■ **The exercise**
In the listing from its first line through the line containing "290, 421, 342]", replace every "interactable" with "clickable" and change nothing else. Give only those lines.

-- start of Material provided --

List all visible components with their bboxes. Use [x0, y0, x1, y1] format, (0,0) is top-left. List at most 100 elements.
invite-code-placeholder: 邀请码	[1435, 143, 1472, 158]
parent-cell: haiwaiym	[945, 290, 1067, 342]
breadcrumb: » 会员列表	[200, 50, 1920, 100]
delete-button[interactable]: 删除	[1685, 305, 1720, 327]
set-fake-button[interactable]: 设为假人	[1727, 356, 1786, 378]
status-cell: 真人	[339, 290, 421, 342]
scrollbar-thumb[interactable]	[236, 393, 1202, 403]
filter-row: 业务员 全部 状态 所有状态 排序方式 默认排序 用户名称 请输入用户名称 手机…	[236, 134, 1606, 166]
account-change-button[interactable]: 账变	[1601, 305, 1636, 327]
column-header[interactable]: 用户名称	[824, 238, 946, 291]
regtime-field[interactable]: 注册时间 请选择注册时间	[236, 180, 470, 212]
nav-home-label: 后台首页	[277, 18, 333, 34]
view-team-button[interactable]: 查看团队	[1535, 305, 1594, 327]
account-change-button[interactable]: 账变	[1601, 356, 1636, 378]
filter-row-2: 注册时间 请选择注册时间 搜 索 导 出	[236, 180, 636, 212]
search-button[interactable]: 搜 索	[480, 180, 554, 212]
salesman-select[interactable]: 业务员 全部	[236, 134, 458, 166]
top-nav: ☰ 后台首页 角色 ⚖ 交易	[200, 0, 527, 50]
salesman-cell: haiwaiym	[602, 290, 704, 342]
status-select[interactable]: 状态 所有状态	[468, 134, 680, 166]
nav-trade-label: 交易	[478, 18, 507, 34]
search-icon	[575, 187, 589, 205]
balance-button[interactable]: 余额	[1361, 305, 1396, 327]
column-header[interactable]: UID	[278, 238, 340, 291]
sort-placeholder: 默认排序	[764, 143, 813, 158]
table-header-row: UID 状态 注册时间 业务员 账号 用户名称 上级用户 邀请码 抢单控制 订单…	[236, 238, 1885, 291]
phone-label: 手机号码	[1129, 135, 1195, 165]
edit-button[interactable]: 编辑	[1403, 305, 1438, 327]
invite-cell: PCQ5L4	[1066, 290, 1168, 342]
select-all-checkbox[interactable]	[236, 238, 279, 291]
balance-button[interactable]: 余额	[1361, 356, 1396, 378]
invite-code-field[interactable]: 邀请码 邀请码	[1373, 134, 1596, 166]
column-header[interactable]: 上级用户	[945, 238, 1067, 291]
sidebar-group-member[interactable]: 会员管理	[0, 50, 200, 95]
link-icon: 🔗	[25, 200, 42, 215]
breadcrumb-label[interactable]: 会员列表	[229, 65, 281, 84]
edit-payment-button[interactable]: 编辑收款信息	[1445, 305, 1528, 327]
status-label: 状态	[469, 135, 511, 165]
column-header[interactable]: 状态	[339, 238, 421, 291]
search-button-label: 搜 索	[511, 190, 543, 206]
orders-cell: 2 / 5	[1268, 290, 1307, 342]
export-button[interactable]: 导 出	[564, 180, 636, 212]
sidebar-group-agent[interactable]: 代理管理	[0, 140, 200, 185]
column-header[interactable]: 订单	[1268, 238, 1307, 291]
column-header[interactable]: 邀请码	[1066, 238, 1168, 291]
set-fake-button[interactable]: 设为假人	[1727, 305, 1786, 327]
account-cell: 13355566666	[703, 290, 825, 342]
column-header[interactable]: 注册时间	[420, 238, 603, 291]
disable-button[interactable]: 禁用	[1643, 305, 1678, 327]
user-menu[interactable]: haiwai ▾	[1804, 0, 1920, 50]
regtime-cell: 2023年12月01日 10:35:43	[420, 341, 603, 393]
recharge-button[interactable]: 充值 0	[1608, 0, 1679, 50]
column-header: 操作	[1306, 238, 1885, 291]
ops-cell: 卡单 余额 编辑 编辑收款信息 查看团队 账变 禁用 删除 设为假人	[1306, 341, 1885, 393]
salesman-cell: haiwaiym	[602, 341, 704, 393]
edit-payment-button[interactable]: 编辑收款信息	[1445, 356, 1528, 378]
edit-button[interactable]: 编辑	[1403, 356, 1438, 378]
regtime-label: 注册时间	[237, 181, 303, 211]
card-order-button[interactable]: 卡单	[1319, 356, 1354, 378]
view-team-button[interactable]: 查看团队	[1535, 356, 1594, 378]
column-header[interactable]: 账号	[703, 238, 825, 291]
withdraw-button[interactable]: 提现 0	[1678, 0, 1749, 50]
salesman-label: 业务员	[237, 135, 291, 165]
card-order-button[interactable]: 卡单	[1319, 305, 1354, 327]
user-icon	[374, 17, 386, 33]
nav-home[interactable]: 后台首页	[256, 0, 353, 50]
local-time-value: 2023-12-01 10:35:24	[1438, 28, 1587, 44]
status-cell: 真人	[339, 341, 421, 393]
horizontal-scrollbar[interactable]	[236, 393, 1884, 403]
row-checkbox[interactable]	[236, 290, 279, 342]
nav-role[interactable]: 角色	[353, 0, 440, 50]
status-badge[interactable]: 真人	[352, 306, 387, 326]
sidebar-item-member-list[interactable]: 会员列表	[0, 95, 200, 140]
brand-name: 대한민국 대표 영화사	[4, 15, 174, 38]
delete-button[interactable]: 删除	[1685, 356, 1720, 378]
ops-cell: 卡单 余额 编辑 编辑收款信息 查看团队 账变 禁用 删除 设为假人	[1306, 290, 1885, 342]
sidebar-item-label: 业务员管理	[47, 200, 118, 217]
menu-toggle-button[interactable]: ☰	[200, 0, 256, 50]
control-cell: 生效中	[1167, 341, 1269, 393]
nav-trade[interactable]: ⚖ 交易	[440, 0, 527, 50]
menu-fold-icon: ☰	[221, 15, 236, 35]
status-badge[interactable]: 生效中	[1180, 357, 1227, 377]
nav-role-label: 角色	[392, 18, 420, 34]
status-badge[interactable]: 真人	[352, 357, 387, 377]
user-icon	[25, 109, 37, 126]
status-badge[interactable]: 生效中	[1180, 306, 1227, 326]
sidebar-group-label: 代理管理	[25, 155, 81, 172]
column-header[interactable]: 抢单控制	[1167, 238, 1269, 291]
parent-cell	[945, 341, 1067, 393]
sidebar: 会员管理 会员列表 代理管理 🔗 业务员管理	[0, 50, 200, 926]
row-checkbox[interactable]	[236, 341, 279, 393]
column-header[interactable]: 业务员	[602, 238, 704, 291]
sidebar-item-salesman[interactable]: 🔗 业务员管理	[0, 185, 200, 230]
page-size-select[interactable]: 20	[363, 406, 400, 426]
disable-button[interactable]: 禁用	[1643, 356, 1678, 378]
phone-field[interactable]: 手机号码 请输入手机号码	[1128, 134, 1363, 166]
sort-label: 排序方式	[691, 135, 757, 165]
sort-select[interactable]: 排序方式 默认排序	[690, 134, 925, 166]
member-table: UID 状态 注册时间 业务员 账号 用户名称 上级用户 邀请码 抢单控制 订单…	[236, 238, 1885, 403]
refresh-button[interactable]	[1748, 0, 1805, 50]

-- end of Material provided --

■ **In response**
List all visible components with their bboxes. Use [x0, y0, x1, y1] format, (0,0) is top-left. List at most 100 elements.
invite-code-placeholder: 邀请码	[1435, 143, 1472, 158]
parent-cell: haiwaiym	[945, 290, 1067, 342]
breadcrumb: » 会员列表	[200, 50, 1920, 100]
delete-button[clickable]: 删除	[1685, 305, 1720, 327]
set-fake-button[clickable]: 设为假人	[1727, 356, 1786, 378]
status-cell: 真人	[339, 290, 421, 342]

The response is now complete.